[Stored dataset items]
-- Start --

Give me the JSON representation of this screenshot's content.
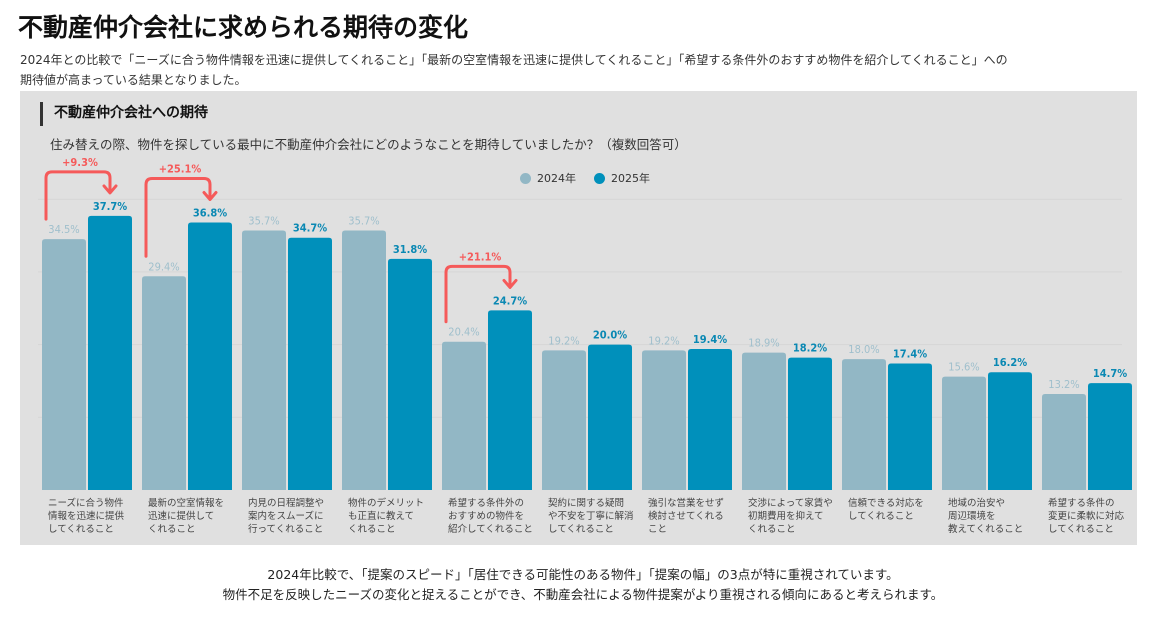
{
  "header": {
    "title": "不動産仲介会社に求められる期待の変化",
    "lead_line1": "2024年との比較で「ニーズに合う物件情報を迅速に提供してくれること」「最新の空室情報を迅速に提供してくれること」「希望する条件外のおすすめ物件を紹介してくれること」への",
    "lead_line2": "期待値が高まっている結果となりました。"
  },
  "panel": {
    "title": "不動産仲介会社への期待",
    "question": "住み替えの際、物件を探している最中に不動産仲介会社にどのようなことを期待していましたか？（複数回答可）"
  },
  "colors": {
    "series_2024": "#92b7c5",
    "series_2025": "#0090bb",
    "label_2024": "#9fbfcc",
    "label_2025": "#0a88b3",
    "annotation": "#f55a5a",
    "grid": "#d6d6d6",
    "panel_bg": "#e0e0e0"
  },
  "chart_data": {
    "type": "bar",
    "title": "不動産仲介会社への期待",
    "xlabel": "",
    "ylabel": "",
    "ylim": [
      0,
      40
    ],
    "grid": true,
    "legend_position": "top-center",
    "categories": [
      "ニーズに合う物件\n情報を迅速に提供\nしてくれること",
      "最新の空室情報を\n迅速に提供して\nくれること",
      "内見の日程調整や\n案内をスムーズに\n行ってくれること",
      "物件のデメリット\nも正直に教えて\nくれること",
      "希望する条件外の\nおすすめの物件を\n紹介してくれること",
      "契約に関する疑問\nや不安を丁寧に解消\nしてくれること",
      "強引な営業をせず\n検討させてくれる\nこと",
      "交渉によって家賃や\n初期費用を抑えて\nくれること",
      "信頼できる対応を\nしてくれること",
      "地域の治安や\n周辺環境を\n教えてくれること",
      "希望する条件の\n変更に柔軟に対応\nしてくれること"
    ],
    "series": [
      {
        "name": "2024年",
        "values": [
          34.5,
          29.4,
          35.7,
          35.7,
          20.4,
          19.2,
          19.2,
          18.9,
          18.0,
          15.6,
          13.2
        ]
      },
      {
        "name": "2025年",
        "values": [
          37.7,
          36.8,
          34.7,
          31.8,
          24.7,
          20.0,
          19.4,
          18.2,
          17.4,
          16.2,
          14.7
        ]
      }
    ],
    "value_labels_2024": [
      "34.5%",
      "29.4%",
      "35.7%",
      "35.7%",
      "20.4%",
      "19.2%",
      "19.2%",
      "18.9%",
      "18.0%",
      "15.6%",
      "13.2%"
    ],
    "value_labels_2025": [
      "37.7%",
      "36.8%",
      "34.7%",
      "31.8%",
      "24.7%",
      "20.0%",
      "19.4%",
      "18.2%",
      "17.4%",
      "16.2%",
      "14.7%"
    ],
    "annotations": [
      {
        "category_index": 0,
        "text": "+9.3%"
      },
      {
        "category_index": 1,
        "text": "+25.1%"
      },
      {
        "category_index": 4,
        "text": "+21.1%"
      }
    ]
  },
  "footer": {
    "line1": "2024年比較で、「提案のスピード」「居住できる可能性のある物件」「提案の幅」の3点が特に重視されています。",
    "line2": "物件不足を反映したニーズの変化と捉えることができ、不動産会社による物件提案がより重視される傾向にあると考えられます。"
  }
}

-- End --

* [Exercise description]: Transcribe each entry above exactly, apart from the pictures.

* [Solution for this exercise]:
Give me the JSON representation of this screenshot's content.
{
  "header": {
    "title": "不動産仲介会社に求められる期待の変化",
    "lead_line1": "2024年との比較で「ニーズに合う物件情報を迅速に提供してくれること」「最新の空室情報を迅速に提供してくれること」「希望する条件外のおすすめ物件を紹介してくれること」への",
    "lead_line2": "期待値が高まっている結果となりました。"
  },
  "panel": {
    "title": "不動産仲介会社への期待",
    "question": "住み替えの際、物件を探している最中に不動産仲介会社にどのようなことを期待していましたか？（複数回答可）"
  },
  "colors": {
    "series_2024": "#92b7c5",
    "series_2025": "#0090bb",
    "label_2024": "#9fbfcc",
    "label_2025": "#0a88b3",
    "annotation": "#f55a5a",
    "grid": "#d6d6d6",
    "panel_bg": "#e0e0e0"
  },
  "chart_data": {
    "type": "bar",
    "title": "不動産仲介会社への期待",
    "xlabel": "",
    "ylabel": "",
    "ylim": [
      0,
      40
    ],
    "grid": true,
    "legend_position": "top-center",
    "categories": [
      "ニーズに合う物件\n情報を迅速に提供\nしてくれること",
      "最新の空室情報を\n迅速に提供して\nくれること",
      "内見の日程調整や\n案内をスムーズに\n行ってくれること",
      "物件のデメリット\nも正直に教えて\nくれること",
      "希望する条件外の\nおすすめの物件を\n紹介してくれること",
      "契約に関する疑問\nや不安を丁寧に解消\nしてくれること",
      "強引な営業をせず\n検討させてくれる\nこと",
      "交渉によって家賃や\n初期費用を抑えて\nくれること",
      "信頼できる対応を\nしてくれること",
      "地域の治安や\n周辺環境を\n教えてくれること",
      "希望する条件の\n変更に柔軟に対応\nしてくれること"
    ],
    "series": [
      {
        "name": "2024年",
        "values": [
          34.5,
          29.4,
          35.7,
          35.7,
          20.4,
          19.2,
          19.2,
          18.9,
          18.0,
          15.6,
          13.2
        ]
      },
      {
        "name": "2025年",
        "values": [
          37.7,
          36.8,
          34.7,
          31.8,
          24.7,
          20.0,
          19.4,
          18.2,
          17.4,
          16.2,
          14.7
        ]
      }
    ],
    "value_labels_2024": [
      "34.5%",
      "29.4%",
      "35.7%",
      "35.7%",
      "20.4%",
      "19.2%",
      "19.2%",
      "18.9%",
      "18.0%",
      "15.6%",
      "13.2%"
    ],
    "value_labels_2025": [
      "37.7%",
      "36.8%",
      "34.7%",
      "31.8%",
      "24.7%",
      "20.0%",
      "19.4%",
      "18.2%",
      "17.4%",
      "16.2%",
      "14.7%"
    ],
    "annotations": [
      {
        "category_index": 0,
        "text": "+9.3%"
      },
      {
        "category_index": 1,
        "text": "+25.1%"
      },
      {
        "category_index": 4,
        "text": "+21.1%"
      }
    ]
  },
  "footer": {
    "line1": "2024年比較で、「提案のスピード」「居住できる可能性のある物件」「提案の幅」の3点が特に重視されています。",
    "line2": "物件不足を反映したニーズの変化と捉えることができ、不動産会社による物件提案がより重視される傾向にあると考えられます。"
  }
}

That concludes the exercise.